Items from a dataset:
================================

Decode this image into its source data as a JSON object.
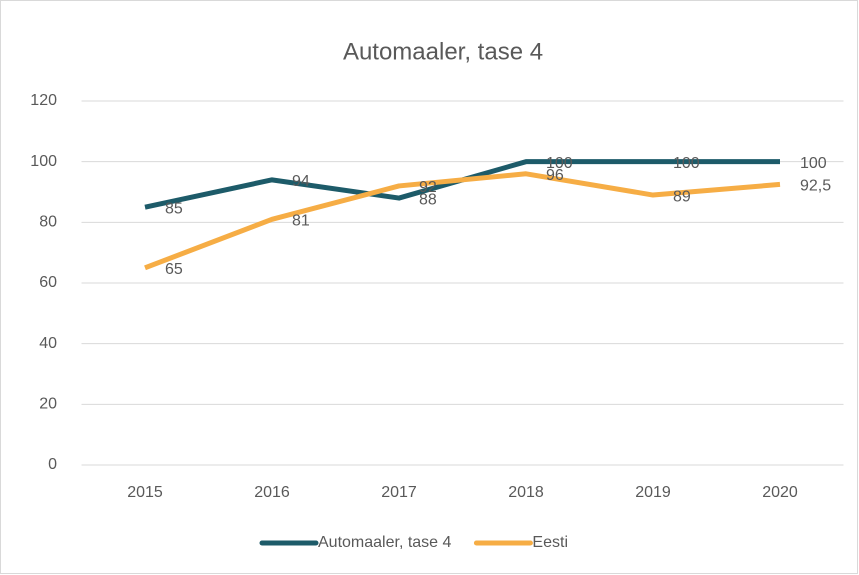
{
  "chart_data": {
    "type": "line",
    "title": "Automaaler, tase 4",
    "categories": [
      "2015",
      "2016",
      "2017",
      "2018",
      "2019",
      "2020"
    ],
    "series": [
      {
        "name": "Automaaler, tase 4",
        "color": "#1d5b69",
        "values": [
          85,
          94,
          88,
          100,
          100,
          100
        ]
      },
      {
        "name": "Eesti",
        "color": "#f6ad45",
        "values": [
          65,
          81,
          92,
          96,
          89,
          92.5
        ],
        "value_labels": [
          "65",
          "81",
          "92",
          "96",
          "89",
          "92,5"
        ]
      }
    ],
    "ylim": [
      0,
      120
    ],
    "yticks": [
      0,
      20,
      40,
      60,
      80,
      100,
      120
    ],
    "grid": true,
    "legend": "bottom"
  }
}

================================

What is needed is an exact reproduction of the data, pictures excluded.

The answer
Decode this image into its source data as a JSON object.
{
  "chart_data": {
    "type": "line",
    "title": "Automaaler, tase 4",
    "categories": [
      "2015",
      "2016",
      "2017",
      "2018",
      "2019",
      "2020"
    ],
    "series": [
      {
        "name": "Automaaler, tase 4",
        "color": "#1d5b69",
        "values": [
          85,
          94,
          88,
          100,
          100,
          100
        ]
      },
      {
        "name": "Eesti",
        "color": "#f6ad45",
        "values": [
          65,
          81,
          92,
          96,
          89,
          92.5
        ],
        "value_labels": [
          "65",
          "81",
          "92",
          "96",
          "89",
          "92,5"
        ]
      }
    ],
    "ylim": [
      0,
      120
    ],
    "yticks": [
      0,
      20,
      40,
      60,
      80,
      100,
      120
    ],
    "grid": true,
    "legend": "bottom"
  }
}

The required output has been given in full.